§ Items from a data source
┄┄┄┄┄┄

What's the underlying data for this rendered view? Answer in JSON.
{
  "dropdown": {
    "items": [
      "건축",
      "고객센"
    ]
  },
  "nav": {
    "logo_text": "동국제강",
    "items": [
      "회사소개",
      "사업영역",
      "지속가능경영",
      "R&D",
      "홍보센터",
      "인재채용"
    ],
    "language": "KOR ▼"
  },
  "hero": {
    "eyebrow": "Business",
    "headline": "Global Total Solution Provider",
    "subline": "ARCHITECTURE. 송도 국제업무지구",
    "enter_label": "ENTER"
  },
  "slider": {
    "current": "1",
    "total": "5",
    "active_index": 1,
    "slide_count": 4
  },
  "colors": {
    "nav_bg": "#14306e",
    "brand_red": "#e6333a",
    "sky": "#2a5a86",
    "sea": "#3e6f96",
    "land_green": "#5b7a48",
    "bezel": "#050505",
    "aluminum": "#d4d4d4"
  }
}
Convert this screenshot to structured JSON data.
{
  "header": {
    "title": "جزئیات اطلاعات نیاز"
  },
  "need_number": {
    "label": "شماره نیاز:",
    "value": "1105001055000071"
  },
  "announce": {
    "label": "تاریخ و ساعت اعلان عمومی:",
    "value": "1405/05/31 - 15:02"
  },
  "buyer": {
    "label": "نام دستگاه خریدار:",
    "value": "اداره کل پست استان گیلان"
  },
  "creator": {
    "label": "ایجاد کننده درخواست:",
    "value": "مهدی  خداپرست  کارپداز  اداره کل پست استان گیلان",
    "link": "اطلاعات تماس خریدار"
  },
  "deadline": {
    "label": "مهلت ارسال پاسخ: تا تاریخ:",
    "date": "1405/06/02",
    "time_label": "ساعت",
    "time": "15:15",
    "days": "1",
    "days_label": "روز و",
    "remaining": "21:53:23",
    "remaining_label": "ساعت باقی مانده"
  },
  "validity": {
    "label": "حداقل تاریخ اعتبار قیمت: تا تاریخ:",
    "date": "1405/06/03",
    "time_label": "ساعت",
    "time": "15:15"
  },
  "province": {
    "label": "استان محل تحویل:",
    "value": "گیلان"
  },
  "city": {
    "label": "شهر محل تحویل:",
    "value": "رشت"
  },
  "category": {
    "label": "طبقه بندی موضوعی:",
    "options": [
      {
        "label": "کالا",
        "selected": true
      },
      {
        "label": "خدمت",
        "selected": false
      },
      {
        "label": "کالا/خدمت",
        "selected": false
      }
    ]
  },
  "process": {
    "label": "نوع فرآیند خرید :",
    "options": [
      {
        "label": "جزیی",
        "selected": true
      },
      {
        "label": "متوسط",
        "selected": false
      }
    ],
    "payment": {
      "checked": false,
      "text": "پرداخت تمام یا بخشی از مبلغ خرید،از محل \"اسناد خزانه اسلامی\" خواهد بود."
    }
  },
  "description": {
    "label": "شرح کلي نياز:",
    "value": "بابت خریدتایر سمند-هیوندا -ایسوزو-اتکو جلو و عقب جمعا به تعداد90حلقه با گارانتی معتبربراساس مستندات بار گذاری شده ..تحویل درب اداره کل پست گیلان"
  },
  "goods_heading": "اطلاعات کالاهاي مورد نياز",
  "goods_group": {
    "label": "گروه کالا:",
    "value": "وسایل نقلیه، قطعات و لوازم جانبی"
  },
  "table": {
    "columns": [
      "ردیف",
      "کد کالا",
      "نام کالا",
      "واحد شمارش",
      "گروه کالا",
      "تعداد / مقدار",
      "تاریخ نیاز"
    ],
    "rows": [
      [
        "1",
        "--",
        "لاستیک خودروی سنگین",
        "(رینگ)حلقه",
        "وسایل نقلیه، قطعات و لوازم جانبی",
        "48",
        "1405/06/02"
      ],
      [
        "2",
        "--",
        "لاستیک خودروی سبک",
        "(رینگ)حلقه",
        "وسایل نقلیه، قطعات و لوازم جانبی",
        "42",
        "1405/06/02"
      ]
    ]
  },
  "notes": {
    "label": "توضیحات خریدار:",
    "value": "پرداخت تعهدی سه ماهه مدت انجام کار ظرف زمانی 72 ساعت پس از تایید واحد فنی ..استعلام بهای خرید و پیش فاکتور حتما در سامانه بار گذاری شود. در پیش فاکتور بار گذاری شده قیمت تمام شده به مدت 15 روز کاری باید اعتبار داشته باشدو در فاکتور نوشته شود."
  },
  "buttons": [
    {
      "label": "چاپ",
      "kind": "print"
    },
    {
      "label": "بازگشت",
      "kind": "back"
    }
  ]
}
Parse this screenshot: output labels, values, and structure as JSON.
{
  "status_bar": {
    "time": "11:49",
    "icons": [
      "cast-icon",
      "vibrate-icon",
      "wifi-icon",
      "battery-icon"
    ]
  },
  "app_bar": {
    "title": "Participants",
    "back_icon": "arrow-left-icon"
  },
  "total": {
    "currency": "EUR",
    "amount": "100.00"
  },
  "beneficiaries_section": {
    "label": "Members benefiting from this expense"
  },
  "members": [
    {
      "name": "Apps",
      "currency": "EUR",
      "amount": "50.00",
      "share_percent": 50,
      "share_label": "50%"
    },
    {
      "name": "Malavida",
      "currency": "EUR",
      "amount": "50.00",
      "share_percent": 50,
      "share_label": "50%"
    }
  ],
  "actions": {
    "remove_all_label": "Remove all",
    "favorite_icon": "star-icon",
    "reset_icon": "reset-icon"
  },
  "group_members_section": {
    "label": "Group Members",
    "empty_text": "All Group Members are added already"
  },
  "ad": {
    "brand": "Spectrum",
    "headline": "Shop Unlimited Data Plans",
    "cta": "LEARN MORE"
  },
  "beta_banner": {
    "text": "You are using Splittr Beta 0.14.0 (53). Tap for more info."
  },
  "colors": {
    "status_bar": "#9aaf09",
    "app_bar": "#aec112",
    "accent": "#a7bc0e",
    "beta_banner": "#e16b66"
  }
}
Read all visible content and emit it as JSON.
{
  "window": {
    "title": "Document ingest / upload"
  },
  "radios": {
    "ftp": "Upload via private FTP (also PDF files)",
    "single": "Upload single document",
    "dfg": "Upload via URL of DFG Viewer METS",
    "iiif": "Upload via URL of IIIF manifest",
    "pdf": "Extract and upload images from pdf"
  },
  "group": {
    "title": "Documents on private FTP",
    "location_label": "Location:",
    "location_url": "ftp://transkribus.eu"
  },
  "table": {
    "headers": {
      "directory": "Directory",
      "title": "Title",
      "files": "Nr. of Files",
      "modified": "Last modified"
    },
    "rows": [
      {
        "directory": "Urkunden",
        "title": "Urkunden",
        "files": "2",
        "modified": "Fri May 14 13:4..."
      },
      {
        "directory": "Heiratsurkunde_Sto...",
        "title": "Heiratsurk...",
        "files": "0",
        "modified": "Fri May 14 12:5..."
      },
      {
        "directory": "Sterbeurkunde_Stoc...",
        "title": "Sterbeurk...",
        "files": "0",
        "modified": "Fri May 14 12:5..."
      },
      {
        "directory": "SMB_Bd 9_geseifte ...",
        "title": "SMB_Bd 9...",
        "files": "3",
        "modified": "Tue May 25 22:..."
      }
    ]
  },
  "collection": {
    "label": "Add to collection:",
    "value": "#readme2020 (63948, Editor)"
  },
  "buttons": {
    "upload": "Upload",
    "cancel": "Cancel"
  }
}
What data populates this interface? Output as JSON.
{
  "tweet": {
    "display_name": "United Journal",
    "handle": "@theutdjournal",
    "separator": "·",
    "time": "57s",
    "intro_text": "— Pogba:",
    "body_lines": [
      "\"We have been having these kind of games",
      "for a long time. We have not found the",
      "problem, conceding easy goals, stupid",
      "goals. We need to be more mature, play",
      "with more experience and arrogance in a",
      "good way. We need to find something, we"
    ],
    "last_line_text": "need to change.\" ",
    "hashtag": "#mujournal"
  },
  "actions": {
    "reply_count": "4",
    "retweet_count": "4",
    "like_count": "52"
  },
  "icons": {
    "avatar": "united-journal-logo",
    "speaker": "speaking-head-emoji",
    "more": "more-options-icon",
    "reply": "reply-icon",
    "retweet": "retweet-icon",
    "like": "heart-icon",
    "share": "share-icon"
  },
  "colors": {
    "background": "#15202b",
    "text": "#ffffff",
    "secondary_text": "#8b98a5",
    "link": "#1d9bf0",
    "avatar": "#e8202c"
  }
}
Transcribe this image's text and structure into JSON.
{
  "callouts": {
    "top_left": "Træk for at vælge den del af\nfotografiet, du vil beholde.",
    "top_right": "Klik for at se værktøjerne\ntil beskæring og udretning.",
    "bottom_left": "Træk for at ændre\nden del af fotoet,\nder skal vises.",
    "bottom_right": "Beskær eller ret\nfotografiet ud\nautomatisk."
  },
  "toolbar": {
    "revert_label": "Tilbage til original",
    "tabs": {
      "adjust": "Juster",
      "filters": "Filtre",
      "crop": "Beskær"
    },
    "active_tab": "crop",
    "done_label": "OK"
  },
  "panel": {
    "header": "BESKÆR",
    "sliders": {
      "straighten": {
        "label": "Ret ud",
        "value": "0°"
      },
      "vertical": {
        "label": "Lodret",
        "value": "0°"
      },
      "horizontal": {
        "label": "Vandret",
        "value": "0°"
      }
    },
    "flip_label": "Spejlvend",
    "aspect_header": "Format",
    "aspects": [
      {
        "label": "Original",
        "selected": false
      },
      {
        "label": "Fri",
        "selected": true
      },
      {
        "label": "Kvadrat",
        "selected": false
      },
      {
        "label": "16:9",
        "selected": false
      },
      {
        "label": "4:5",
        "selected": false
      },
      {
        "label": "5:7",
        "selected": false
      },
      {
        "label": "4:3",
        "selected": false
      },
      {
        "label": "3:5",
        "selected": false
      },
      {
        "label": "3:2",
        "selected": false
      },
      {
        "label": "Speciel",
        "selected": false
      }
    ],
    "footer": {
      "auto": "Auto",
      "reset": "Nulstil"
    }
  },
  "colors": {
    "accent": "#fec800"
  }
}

┄┄┄┄┄┄

§ Task to complete
Gather up every line from the listing above in which the word "نیاز" occurs.

§ Answer in full
    "title": "جزئیات اطلاعات نیاز"
    "label": "شماره نیاز:",
      "تاریخ نیاز"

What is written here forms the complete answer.